** Begin **

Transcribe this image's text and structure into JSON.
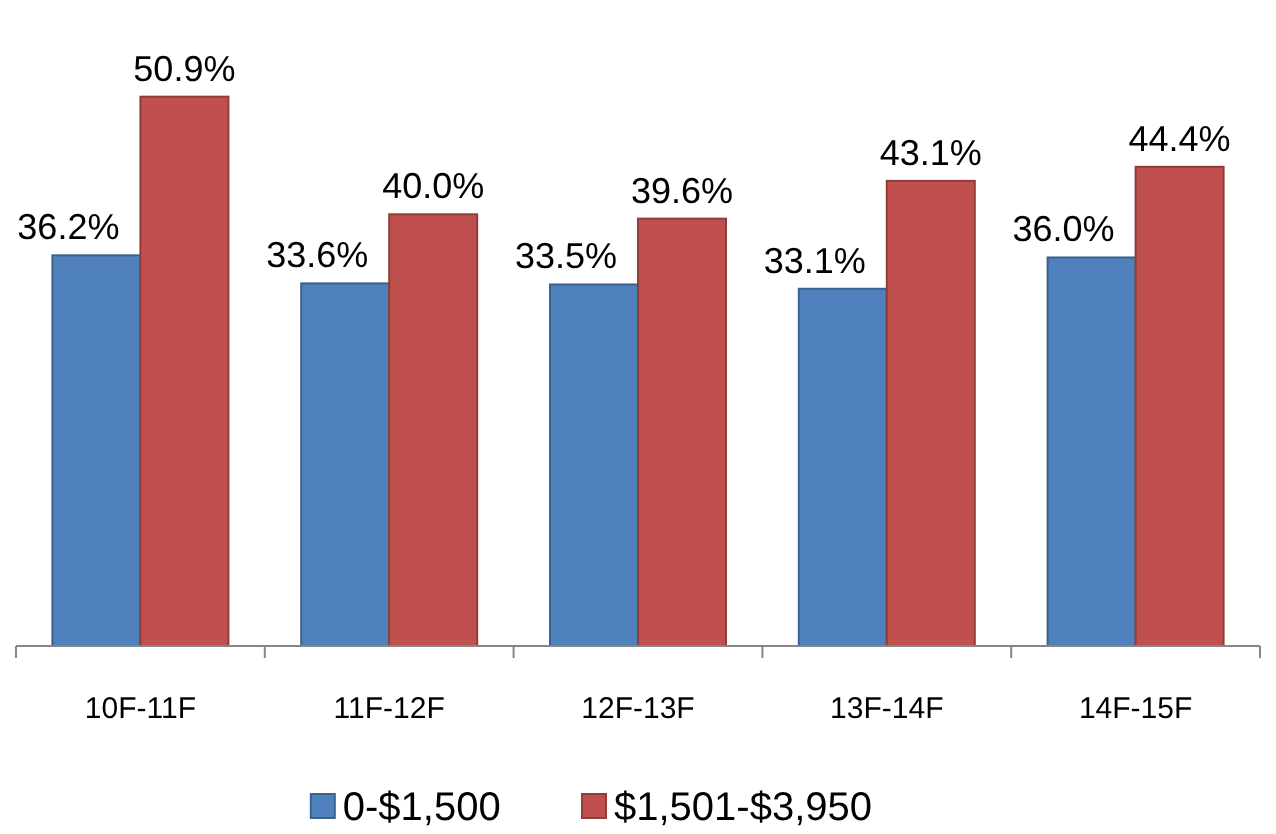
{
  "chart_data": {
    "type": "bar",
    "categories": [
      "10F-11F",
      "11F-12F",
      "12F-13F",
      "13F-14F",
      "14F-15F"
    ],
    "series": [
      {
        "name": "0-$1,500",
        "color": "#4f81bd",
        "values": [
          36.2,
          33.6,
          33.5,
          33.1,
          36.0
        ],
        "value_labels": [
          "36.2%",
          "33.6%",
          "33.5%",
          "33.1%",
          "36.0%"
        ]
      },
      {
        "name": "$1,501-$3,950",
        "color": "#c0504d",
        "values": [
          50.9,
          40.0,
          39.6,
          43.1,
          44.4
        ],
        "value_labels": [
          "50.9%",
          "40.0%",
          "39.6%",
          "43.1%",
          "44.4%"
        ]
      }
    ],
    "legend": "bottom",
    "tick_labels": "x"
  }
}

** End **

## EXERCISE PROMPT
Every record above must be given again exactly; drop the pictures.

## EXERCISE RESPONSE
Transcribe this image's text and structure into JSON.
{
  "chart_data": {
    "type": "bar",
    "categories": [
      "10F-11F",
      "11F-12F",
      "12F-13F",
      "13F-14F",
      "14F-15F"
    ],
    "series": [
      {
        "name": "0-$1,500",
        "color": "#4f81bd",
        "values": [
          36.2,
          33.6,
          33.5,
          33.1,
          36.0
        ],
        "value_labels": [
          "36.2%",
          "33.6%",
          "33.5%",
          "33.1%",
          "36.0%"
        ]
      },
      {
        "name": "$1,501-$3,950",
        "color": "#c0504d",
        "values": [
          50.9,
          40.0,
          39.6,
          43.1,
          44.4
        ],
        "value_labels": [
          "50.9%",
          "40.0%",
          "39.6%",
          "43.1%",
          "44.4%"
        ]
      }
    ],
    "legend": "bottom",
    "tick_labels": "x"
  }
}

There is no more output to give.